» Directions for this task
Read through the data and report every line in which the word "Latitude" occurs.

» Information given
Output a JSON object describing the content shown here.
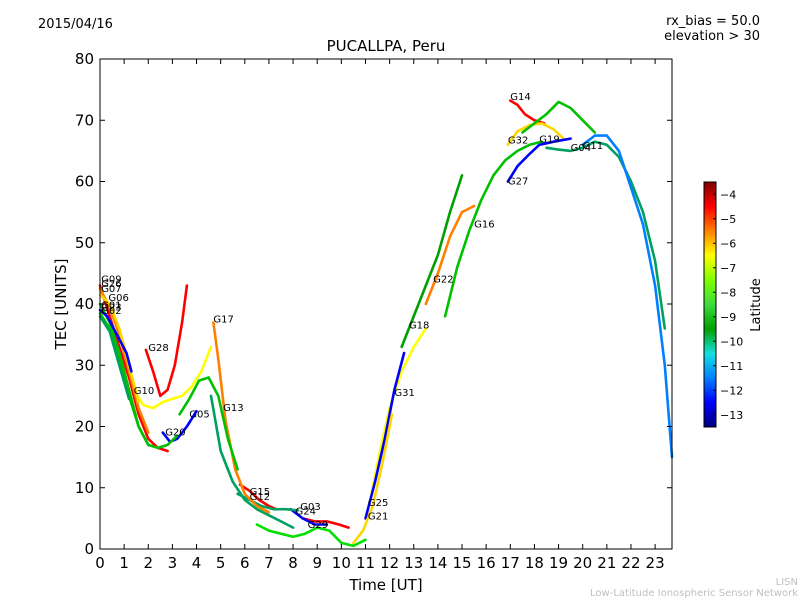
{
  "header": {
    "date": "2015/04/16",
    "rx_bias": "rx_bias = 50.0",
    "elevation": "elevation > 30"
  },
  "footer": {
    "org_short": "LISN",
    "org_long": "Low-Latitude Ionospheric Sensor Network"
  },
  "colors": {
    "cbar_stops": [
      "#00007f",
      "#0000ff",
      "#0080ff",
      "#15e0e0",
      "#00a000",
      "#3ddc3d",
      "#7fff00",
      "#ffff00",
      "#ff8000",
      "#ff0000",
      "#7f0000"
    ]
  },
  "chart_data": {
    "type": "line",
    "title": "PUCALLPA, Peru",
    "xlabel": "Time [UT]",
    "ylabel": "TEC [UNITS]",
    "xlim": [
      0,
      23.7
    ],
    "ylim": [
      0,
      80
    ],
    "xticks": [
      0,
      1,
      2,
      3,
      4,
      5,
      6,
      7,
      8,
      9,
      10,
      11,
      12,
      13,
      14,
      15,
      16,
      17,
      18,
      19,
      20,
      21,
      22,
      23
    ],
    "yticks": [
      0,
      10,
      20,
      30,
      40,
      50,
      60,
      70,
      80
    ],
    "grid": false,
    "colorbar": {
      "label": "Latitude",
      "range": [
        -13.5,
        -3.5
      ],
      "ticks": [
        -4,
        -5,
        -6,
        -7,
        -8,
        -9,
        -10,
        -11,
        -12,
        -13
      ]
    },
    "series": [
      {
        "name": "G14",
        "color": "#ff0000",
        "label_at": [
          17.0,
          73.3
        ],
        "points": [
          [
            17.0,
            73.2
          ],
          [
            17.3,
            72.5
          ],
          [
            17.6,
            71.0
          ],
          [
            18.0,
            70.0
          ],
          [
            18.4,
            69.5
          ]
        ]
      },
      {
        "name": "G32",
        "color": "#ffd700",
        "label_at": [
          16.9,
          66.2
        ],
        "points": [
          [
            16.9,
            66.0
          ],
          [
            17.3,
            68.2
          ],
          [
            17.8,
            69.2
          ],
          [
            18.3,
            69.5
          ],
          [
            18.8,
            68.5
          ],
          [
            19.2,
            67.0
          ]
        ]
      },
      {
        "name": "G19",
        "color": "#00c000",
        "label_at": [
          18.2,
          66.4
        ],
        "points": [
          [
            17.5,
            68.0
          ],
          [
            18.0,
            69.5
          ],
          [
            18.5,
            71.0
          ],
          [
            19.0,
            73.0
          ],
          [
            19.5,
            72.0
          ],
          [
            20.0,
            70.0
          ],
          [
            20.5,
            68.0
          ]
        ]
      },
      {
        "name": "G04",
        "color": "#00a060",
        "label_at": [
          19.5,
          65.0
        ],
        "points": [
          [
            18.5,
            65.5
          ],
          [
            19.0,
            65.2
          ],
          [
            19.5,
            65.0
          ],
          [
            20.0,
            65.5
          ],
          [
            20.5,
            66.5
          ],
          [
            21.0,
            66.0
          ],
          [
            21.5,
            64.0
          ],
          [
            22.0,
            60.0
          ],
          [
            22.5,
            55.0
          ],
          [
            23.0,
            47.0
          ],
          [
            23.4,
            36.0
          ]
        ]
      },
      {
        "name": "G11",
        "color": "#0080ff",
        "label_at": [
          20.0,
          65.3
        ],
        "points": [
          [
            20.0,
            66.0
          ],
          [
            20.5,
            67.5
          ],
          [
            21.0,
            67.5
          ],
          [
            21.5,
            65.0
          ],
          [
            22.0,
            59.0
          ],
          [
            22.5,
            53.0
          ],
          [
            23.0,
            43.0
          ],
          [
            23.4,
            30.0
          ],
          [
            23.7,
            15.0
          ]
        ]
      },
      {
        "name": "G27",
        "color": "#0000ff",
        "label_at": [
          16.9,
          59.5
        ],
        "points": [
          [
            16.9,
            60.0
          ],
          [
            17.3,
            62.5
          ],
          [
            17.8,
            64.5
          ],
          [
            18.2,
            66.0
          ],
          [
            18.8,
            66.5
          ],
          [
            19.5,
            67.0
          ]
        ]
      },
      {
        "name": "G16",
        "color": "#00c000",
        "label_at": [
          15.5,
          52.5
        ],
        "points": [
          [
            14.3,
            38.0
          ],
          [
            14.8,
            46.0
          ],
          [
            15.3,
            52.0
          ],
          [
            15.8,
            57.0
          ],
          [
            16.3,
            61.0
          ],
          [
            16.8,
            63.5
          ],
          [
            17.3,
            65.0
          ],
          [
            17.8,
            66.0
          ],
          [
            18.3,
            66.5
          ]
        ]
      },
      {
        "name": "G22",
        "color": "#ff8000",
        "label_at": [
          13.8,
          43.5
        ],
        "points": [
          [
            13.5,
            40.0
          ],
          [
            14.0,
            45.0
          ],
          [
            14.5,
            51.0
          ],
          [
            15.0,
            55.0
          ],
          [
            15.5,
            56.0
          ]
        ]
      },
      {
        "name": "G18",
        "color": "#00a000",
        "label_at": [
          12.8,
          36.0
        ],
        "points": [
          [
            12.5,
            33.0
          ],
          [
            12.8,
            36.0
          ],
          [
            13.2,
            40.0
          ],
          [
            13.6,
            44.0
          ],
          [
            14.0,
            48.0
          ],
          [
            14.5,
            55.0
          ],
          [
            15.0,
            61.0
          ]
        ]
      },
      {
        "name": "G31",
        "color": "#ffff00",
        "label_at": [
          12.2,
          25.0
        ],
        "points": [
          [
            11.2,
            8.0
          ],
          [
            11.6,
            16.0
          ],
          [
            12.0,
            23.0
          ],
          [
            12.5,
            29.0
          ],
          [
            13.0,
            33.0
          ],
          [
            13.5,
            36.0
          ]
        ]
      },
      {
        "name": "G25",
        "color": "#0000ff",
        "label_at": [
          11.1,
          7.0
        ],
        "points": [
          [
            11.0,
            5.0
          ],
          [
            11.4,
            11.0
          ],
          [
            11.8,
            18.0
          ],
          [
            12.2,
            26.0
          ],
          [
            12.6,
            32.0
          ]
        ]
      },
      {
        "name": "G21",
        "color": "#ffd700",
        "label_at": [
          11.1,
          4.8
        ],
        "points": [
          [
            10.5,
            1.0
          ],
          [
            10.9,
            3.0
          ],
          [
            11.3,
            7.0
          ],
          [
            11.7,
            14.0
          ],
          [
            12.1,
            22.0
          ]
        ]
      },
      {
        "name": "G29",
        "color": "#00e000",
        "label_at": [
          8.6,
          3.4
        ],
        "points": [
          [
            6.5,
            4.0
          ],
          [
            7.0,
            3.0
          ],
          [
            7.5,
            2.5
          ],
          [
            8.0,
            2.0
          ],
          [
            8.5,
            2.5
          ],
          [
            9.0,
            3.5
          ],
          [
            9.5,
            3.0
          ],
          [
            10.0,
            1.0
          ],
          [
            10.5,
            0.5
          ],
          [
            11.0,
            1.5
          ]
        ]
      },
      {
        "name": "G03",
        "color": "#ff0000",
        "label_at": [
          8.3,
          6.4
        ],
        "points": [
          [
            8.4,
            5.0
          ],
          [
            8.9,
            4.5
          ],
          [
            9.4,
            4.5
          ],
          [
            9.9,
            4.0
          ],
          [
            10.3,
            3.5
          ]
        ]
      },
      {
        "name": "G24",
        "color": "#0000ff",
        "label_at": [
          8.1,
          5.6
        ],
        "points": [
          [
            7.9,
            6.5
          ],
          [
            8.4,
            5.0
          ],
          [
            8.9,
            4.0
          ],
          [
            9.4,
            4.0
          ]
        ]
      },
      {
        "name": "G15",
        "color": "#ff0000",
        "label_at": [
          6.2,
          8.8
        ],
        "points": [
          [
            5.8,
            10.5
          ],
          [
            6.2,
            9.5
          ],
          [
            6.6,
            8.0
          ],
          [
            7.0,
            7.0
          ],
          [
            7.3,
            6.5
          ]
        ]
      },
      {
        "name": "G12",
        "color": "#00a060",
        "label_at": [
          6.2,
          8.0
        ],
        "points": [
          [
            5.7,
            9.0
          ],
          [
            6.2,
            8.0
          ],
          [
            6.7,
            7.0
          ],
          [
            7.2,
            6.5
          ],
          [
            7.7,
            6.5
          ],
          [
            8.2,
            6.3
          ]
        ]
      },
      {
        "name": "G13",
        "color": "#00a060",
        "label_at": [
          5.1,
          22.5
        ],
        "points": [
          [
            4.6,
            25.0
          ],
          [
            5.0,
            16.0
          ],
          [
            5.5,
            11.0
          ],
          [
            6.0,
            8.0
          ],
          [
            6.5,
            6.5
          ],
          [
            7.0,
            5.5
          ],
          [
            7.5,
            4.5
          ],
          [
            8.0,
            3.5
          ]
        ]
      },
      {
        "name": "G17",
        "color": "#ff8000",
        "label_at": [
          4.7,
          37.0
        ],
        "points": [
          [
            4.7,
            37.0
          ],
          [
            4.9,
            31.0
          ],
          [
            5.2,
            21.0
          ],
          [
            5.6,
            13.0
          ],
          [
            6.0,
            9.0
          ],
          [
            6.5,
            7.0
          ],
          [
            7.0,
            6.0
          ]
        ]
      },
      {
        "name": "G05",
        "color": "#00c000",
        "label_at": [
          3.7,
          21.5
        ],
        "points": [
          [
            3.3,
            22.0
          ],
          [
            3.7,
            24.5
          ],
          [
            4.1,
            27.5
          ],
          [
            4.5,
            28.0
          ],
          [
            4.9,
            25.0
          ],
          [
            5.3,
            18.0
          ],
          [
            5.7,
            13.0
          ]
        ]
      },
      {
        "name": "G20",
        "color": "#0000ff",
        "label_at": [
          2.7,
          18.5
        ],
        "points": [
          [
            2.6,
            19.0
          ],
          [
            2.9,
            17.5
          ],
          [
            3.2,
            18.0
          ],
          [
            3.6,
            20.0
          ],
          [
            4.0,
            22.5
          ]
        ]
      },
      {
        "name": "G28",
        "color": "#ff0000",
        "label_at": [
          2.0,
          32.3
        ],
        "points": [
          [
            1.9,
            32.5
          ],
          [
            2.2,
            29.0
          ],
          [
            2.5,
            25.0
          ],
          [
            2.8,
            26.0
          ],
          [
            3.1,
            30.0
          ],
          [
            3.4,
            37.0
          ],
          [
            3.6,
            43.0
          ]
        ]
      },
      {
        "name": "G10",
        "color": "#ffff00",
        "label_at": [
          1.4,
          25.3
        ],
        "points": [
          [
            1.4,
            26.0
          ],
          [
            1.8,
            23.5
          ],
          [
            2.2,
            23.0
          ],
          [
            2.6,
            24.0
          ],
          [
            3.0,
            24.5
          ],
          [
            3.4,
            25.0
          ],
          [
            3.8,
            26.5
          ],
          [
            4.2,
            29.0
          ],
          [
            4.6,
            33.0
          ]
        ]
      },
      {
        "name": "G09",
        "color": "#ff0000",
        "label_at": [
          0.05,
          43.5
        ],
        "points": [
          [
            0.0,
            43.0
          ],
          [
            0.4,
            38.0
          ],
          [
            0.8,
            33.0
          ],
          [
            1.2,
            28.0
          ],
          [
            1.6,
            22.0
          ],
          [
            2.0,
            18.0
          ],
          [
            2.4,
            16.5
          ],
          [
            2.8,
            16.0
          ]
        ]
      },
      {
        "name": "G26",
        "color": "#ff8000",
        "label_at": [
          0.05,
          42.8
        ],
        "points": [
          [
            0.0,
            42.5
          ],
          [
            0.4,
            39.5
          ],
          [
            0.8,
            35.0
          ],
          [
            1.2,
            29.0
          ],
          [
            1.6,
            23.0
          ],
          [
            2.0,
            19.0
          ]
        ]
      },
      {
        "name": "G07",
        "color": "#ffd700",
        "label_at": [
          0.05,
          42.0
        ],
        "points": [
          [
            0.0,
            41.5
          ],
          [
            0.4,
            40.0
          ],
          [
            0.8,
            36.0
          ],
          [
            1.2,
            30.0
          ],
          [
            1.6,
            24.0
          ]
        ]
      },
      {
        "name": "G06",
        "color": "#00c000",
        "label_at": [
          0.35,
          40.5
        ],
        "points": [
          [
            0.0,
            40.0
          ],
          [
            0.4,
            37.0
          ],
          [
            0.8,
            32.0
          ],
          [
            1.2,
            26.0
          ],
          [
            1.6,
            20.0
          ],
          [
            2.0,
            17.0
          ],
          [
            2.4,
            16.5
          ],
          [
            2.8,
            17.0
          ],
          [
            3.2,
            18.5
          ]
        ]
      },
      {
        "name": "G01",
        "color": "#0000ff",
        "label_at": [
          0.05,
          39.3
        ],
        "points": [
          [
            0.0,
            39.0
          ],
          [
            0.3,
            38.0
          ],
          [
            0.7,
            35.0
          ],
          [
            1.1,
            32.0
          ],
          [
            1.3,
            29.0
          ]
        ]
      },
      {
        "name": "G23",
        "color": "#00c000",
        "label_at": [
          0.05,
          38.9
        ],
        "points": [
          [
            0.0,
            38.5
          ],
          [
            0.4,
            36.0
          ],
          [
            0.8,
            31.0
          ],
          [
            1.2,
            25.0
          ],
          [
            1.6,
            20.0
          ],
          [
            2.0,
            17.0
          ]
        ]
      },
      {
        "name": "G02",
        "color": "#00a060",
        "label_at": [
          0.05,
          38.4
        ],
        "points": [
          [
            0.0,
            38.0
          ],
          [
            0.4,
            35.5
          ],
          [
            0.8,
            30.0
          ],
          [
            1.2,
            24.5
          ]
        ]
      }
    ]
  }
}
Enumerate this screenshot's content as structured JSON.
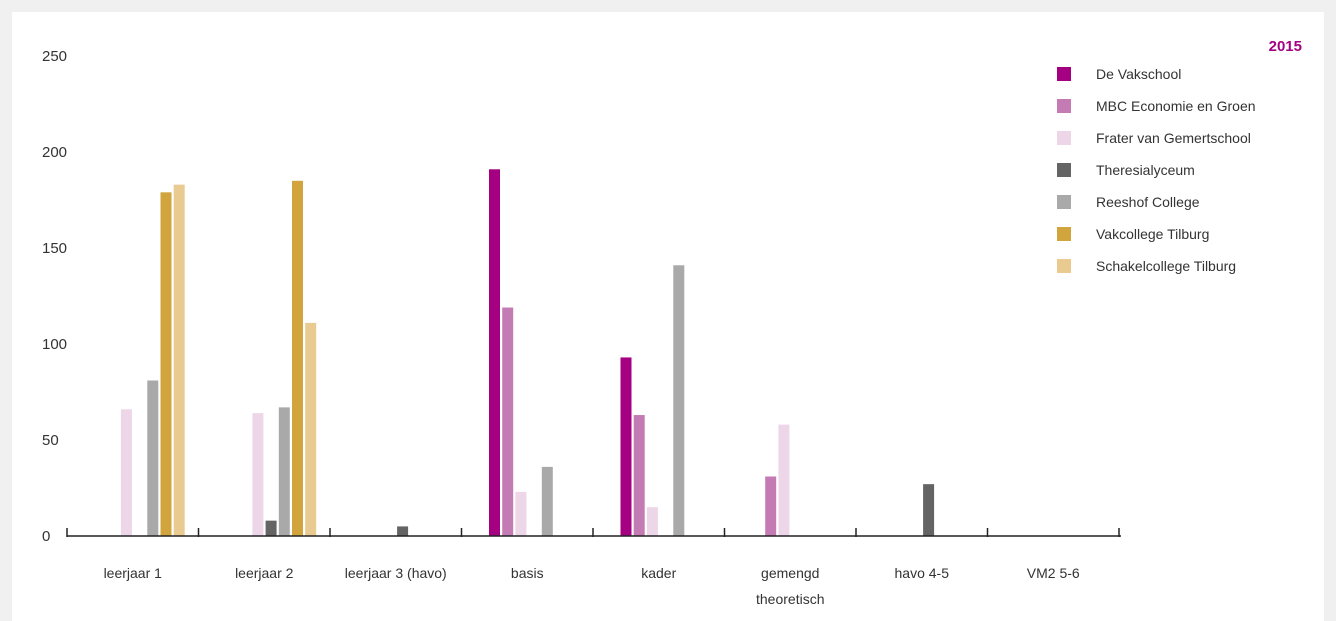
{
  "chart_data": {
    "type": "bar",
    "year": "2015",
    "ylim": [
      0,
      250
    ],
    "yticks": [
      0,
      50,
      100,
      150,
      200,
      250
    ],
    "categories": [
      [
        "leerjaar 1"
      ],
      [
        "leerjaar 2"
      ],
      [
        "leerjaar 3 (havo)"
      ],
      [
        "basis"
      ],
      [
        "kader"
      ],
      [
        "gemengd",
        "theoretisch"
      ],
      [
        "havo 4-5"
      ],
      [
        "VM2 5-6"
      ]
    ],
    "series": [
      {
        "name": "De Vakschool",
        "color": "#a50082",
        "values": [
          0,
          0,
          0,
          191,
          93,
          0,
          0,
          0
        ]
      },
      {
        "name": "MBC Economie en Groen",
        "color": "#c47bb4",
        "values": [
          0,
          0,
          0,
          119,
          63,
          31,
          0,
          0
        ]
      },
      {
        "name": "Frater van Gemertschool",
        "color": "#ecd6e8",
        "values": [
          66,
          64,
          0,
          23,
          15,
          58,
          0,
          0
        ]
      },
      {
        "name": "Theresialyceum",
        "color": "#646464",
        "values": [
          0,
          8,
          5,
          0,
          0,
          0,
          27,
          0
        ]
      },
      {
        "name": "Reeshof College",
        "color": "#a9a9a9",
        "values": [
          81,
          67,
          0,
          36,
          141,
          0,
          0,
          0
        ]
      },
      {
        "name": "Vakcollege Tilburg",
        "color": "#d2a43e",
        "values": [
          179,
          185,
          0,
          0,
          0,
          0,
          0,
          0
        ]
      },
      {
        "name": "Schakelcollege Tilburg",
        "color": "#e9cb91",
        "values": [
          183,
          111,
          0,
          0,
          0,
          0,
          0,
          0
        ]
      }
    ],
    "year_color": "#a50082",
    "axis_color": "#222222",
    "legend_position": "top-right"
  }
}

» Solution
    "org_long": "Low-Latitude Ionospheric Sensor Network"
      "label": "Latitude",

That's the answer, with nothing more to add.